### Exercise directions
Reproduce the material below word for word, starting with the line that contains "Detect and localize" and going on through the line that contains "rename-menu-item[interactable]: Rename —".

::::

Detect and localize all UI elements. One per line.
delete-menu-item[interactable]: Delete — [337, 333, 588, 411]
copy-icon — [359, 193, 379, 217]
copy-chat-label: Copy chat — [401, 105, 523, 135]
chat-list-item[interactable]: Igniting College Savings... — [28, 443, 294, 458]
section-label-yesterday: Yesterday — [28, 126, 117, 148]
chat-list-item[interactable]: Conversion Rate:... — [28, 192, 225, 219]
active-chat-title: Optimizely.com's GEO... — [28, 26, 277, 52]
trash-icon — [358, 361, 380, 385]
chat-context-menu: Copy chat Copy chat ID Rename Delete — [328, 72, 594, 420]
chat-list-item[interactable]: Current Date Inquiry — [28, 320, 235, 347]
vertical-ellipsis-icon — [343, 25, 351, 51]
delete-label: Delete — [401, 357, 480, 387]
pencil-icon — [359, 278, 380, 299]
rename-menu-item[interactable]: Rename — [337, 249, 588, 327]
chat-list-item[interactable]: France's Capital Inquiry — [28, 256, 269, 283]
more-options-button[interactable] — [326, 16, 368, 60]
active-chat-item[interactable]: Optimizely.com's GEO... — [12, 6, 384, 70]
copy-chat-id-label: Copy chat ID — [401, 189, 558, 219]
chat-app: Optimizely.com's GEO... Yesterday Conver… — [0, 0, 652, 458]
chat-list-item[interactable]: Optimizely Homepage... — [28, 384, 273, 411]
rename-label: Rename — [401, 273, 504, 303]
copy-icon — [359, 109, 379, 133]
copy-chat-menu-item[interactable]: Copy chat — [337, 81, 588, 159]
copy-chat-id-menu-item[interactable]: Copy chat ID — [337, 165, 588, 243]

::::

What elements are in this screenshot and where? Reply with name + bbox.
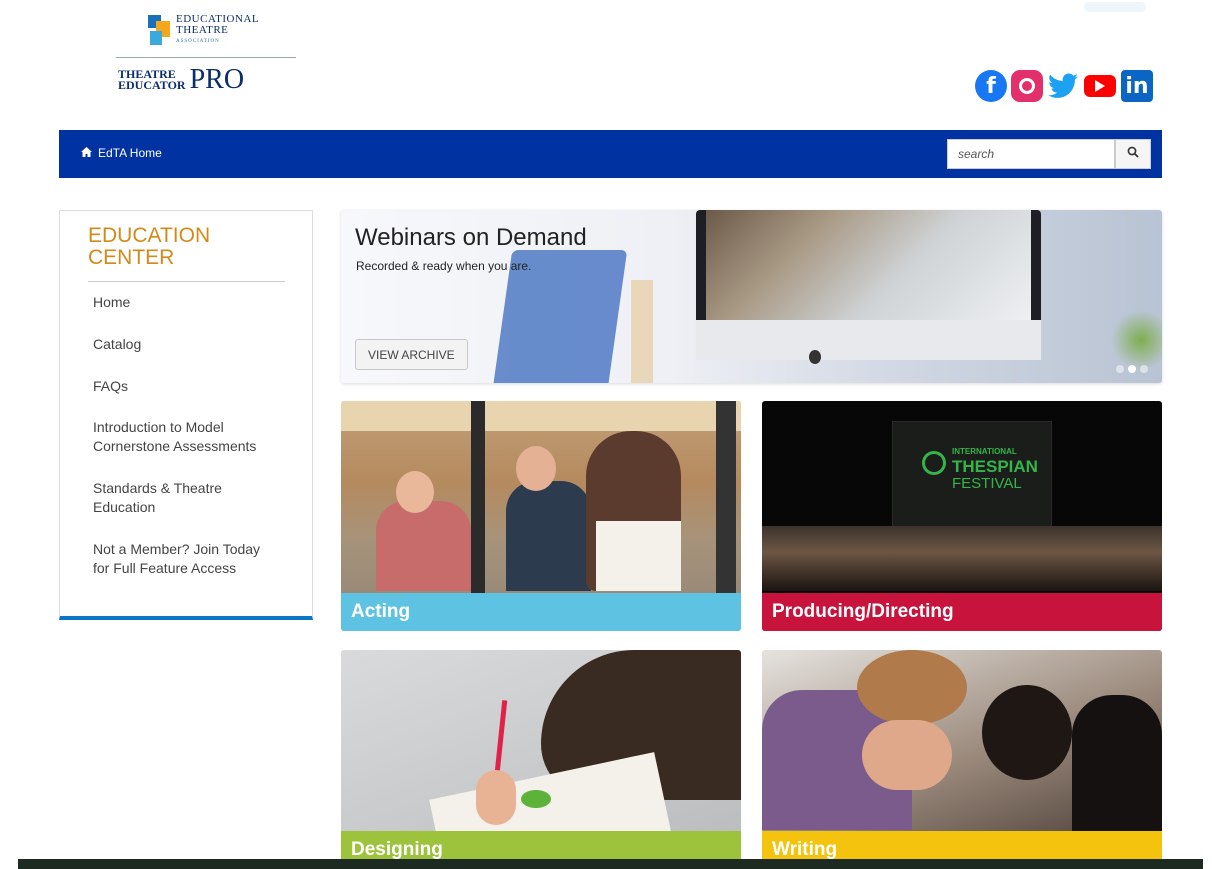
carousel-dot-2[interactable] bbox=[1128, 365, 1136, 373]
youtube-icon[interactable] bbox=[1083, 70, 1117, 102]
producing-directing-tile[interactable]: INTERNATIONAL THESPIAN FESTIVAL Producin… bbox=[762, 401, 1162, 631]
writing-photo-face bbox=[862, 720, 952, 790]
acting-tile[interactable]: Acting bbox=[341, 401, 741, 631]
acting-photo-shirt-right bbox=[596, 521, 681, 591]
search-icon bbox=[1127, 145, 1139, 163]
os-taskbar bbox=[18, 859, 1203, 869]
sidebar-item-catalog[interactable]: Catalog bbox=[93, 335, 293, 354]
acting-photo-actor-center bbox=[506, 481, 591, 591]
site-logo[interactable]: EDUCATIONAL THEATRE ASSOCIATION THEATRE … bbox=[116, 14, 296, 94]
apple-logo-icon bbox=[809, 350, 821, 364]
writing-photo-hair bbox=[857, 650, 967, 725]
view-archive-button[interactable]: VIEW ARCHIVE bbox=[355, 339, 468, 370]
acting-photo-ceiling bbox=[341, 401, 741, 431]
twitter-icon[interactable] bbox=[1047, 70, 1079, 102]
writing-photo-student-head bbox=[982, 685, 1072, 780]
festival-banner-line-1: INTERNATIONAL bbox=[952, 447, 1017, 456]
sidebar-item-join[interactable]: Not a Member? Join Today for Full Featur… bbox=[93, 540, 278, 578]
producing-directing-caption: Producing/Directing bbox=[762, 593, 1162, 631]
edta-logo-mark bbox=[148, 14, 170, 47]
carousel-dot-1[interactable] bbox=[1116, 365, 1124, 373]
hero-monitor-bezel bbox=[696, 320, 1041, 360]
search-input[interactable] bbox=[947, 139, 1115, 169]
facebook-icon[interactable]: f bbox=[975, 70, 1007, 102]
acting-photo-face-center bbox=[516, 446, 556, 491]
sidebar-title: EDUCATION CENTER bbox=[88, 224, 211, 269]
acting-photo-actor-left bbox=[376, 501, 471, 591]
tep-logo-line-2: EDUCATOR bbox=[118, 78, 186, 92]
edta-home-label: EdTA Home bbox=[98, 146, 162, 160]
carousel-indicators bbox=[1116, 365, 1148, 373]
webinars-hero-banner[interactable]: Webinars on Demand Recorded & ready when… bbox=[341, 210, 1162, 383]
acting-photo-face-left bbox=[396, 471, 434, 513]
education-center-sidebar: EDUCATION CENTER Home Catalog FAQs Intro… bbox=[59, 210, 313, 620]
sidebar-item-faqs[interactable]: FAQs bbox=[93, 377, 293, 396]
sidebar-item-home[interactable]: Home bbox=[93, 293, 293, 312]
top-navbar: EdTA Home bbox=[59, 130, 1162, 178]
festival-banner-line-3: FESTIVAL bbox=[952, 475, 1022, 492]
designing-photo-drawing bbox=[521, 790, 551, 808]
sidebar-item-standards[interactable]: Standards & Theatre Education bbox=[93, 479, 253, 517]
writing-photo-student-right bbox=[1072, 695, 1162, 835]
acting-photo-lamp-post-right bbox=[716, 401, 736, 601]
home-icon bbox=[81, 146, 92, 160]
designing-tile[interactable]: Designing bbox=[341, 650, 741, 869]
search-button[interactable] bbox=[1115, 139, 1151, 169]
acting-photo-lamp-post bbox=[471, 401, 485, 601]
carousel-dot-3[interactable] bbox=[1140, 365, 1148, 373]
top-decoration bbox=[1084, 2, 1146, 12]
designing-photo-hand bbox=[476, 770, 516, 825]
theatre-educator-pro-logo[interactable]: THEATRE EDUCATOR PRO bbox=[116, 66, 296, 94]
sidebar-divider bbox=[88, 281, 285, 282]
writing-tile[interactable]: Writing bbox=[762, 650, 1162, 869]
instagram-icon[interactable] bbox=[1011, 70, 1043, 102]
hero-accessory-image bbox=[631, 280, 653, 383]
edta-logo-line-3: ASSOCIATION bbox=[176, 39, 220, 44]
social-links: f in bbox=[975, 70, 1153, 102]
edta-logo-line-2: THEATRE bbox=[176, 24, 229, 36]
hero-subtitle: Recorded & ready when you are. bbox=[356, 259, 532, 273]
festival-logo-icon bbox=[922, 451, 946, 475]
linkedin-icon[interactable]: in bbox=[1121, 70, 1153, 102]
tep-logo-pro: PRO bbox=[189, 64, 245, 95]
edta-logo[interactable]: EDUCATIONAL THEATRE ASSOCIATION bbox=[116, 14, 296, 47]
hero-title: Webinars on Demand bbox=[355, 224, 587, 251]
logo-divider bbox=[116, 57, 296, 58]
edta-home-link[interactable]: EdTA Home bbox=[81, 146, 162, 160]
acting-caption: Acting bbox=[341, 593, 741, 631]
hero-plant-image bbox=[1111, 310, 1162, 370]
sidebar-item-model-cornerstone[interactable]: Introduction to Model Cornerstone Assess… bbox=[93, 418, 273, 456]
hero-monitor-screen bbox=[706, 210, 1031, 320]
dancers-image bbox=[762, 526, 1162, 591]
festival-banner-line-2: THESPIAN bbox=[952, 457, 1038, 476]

::::

### Output of the exercise
Detect and localize all UI elements. One per line.
delete-menu-item[interactable]: Delete — [337, 333, 588, 411]
copy-icon — [359, 193, 379, 217]
copy-chat-label: Copy chat — [401, 105, 523, 135]
chat-list-item[interactable]: Igniting College Savings... — [28, 443, 294, 458]
section-label-yesterday: Yesterday — [28, 126, 117, 148]
chat-list-item[interactable]: Conversion Rate:... — [28, 192, 225, 219]
active-chat-title: Optimizely.com's GEO... — [28, 26, 277, 52]
trash-icon — [358, 361, 380, 385]
chat-context-menu: Copy chat Copy chat ID Rename Delete — [328, 72, 594, 420]
chat-list-item[interactable]: Current Date Inquiry — [28, 320, 235, 347]
vertical-ellipsis-icon — [343, 25, 351, 51]
delete-label: Delete — [401, 357, 480, 387]
pencil-icon — [359, 278, 380, 299]
rename-menu-item[interactable]: Rename — [337, 249, 588, 327]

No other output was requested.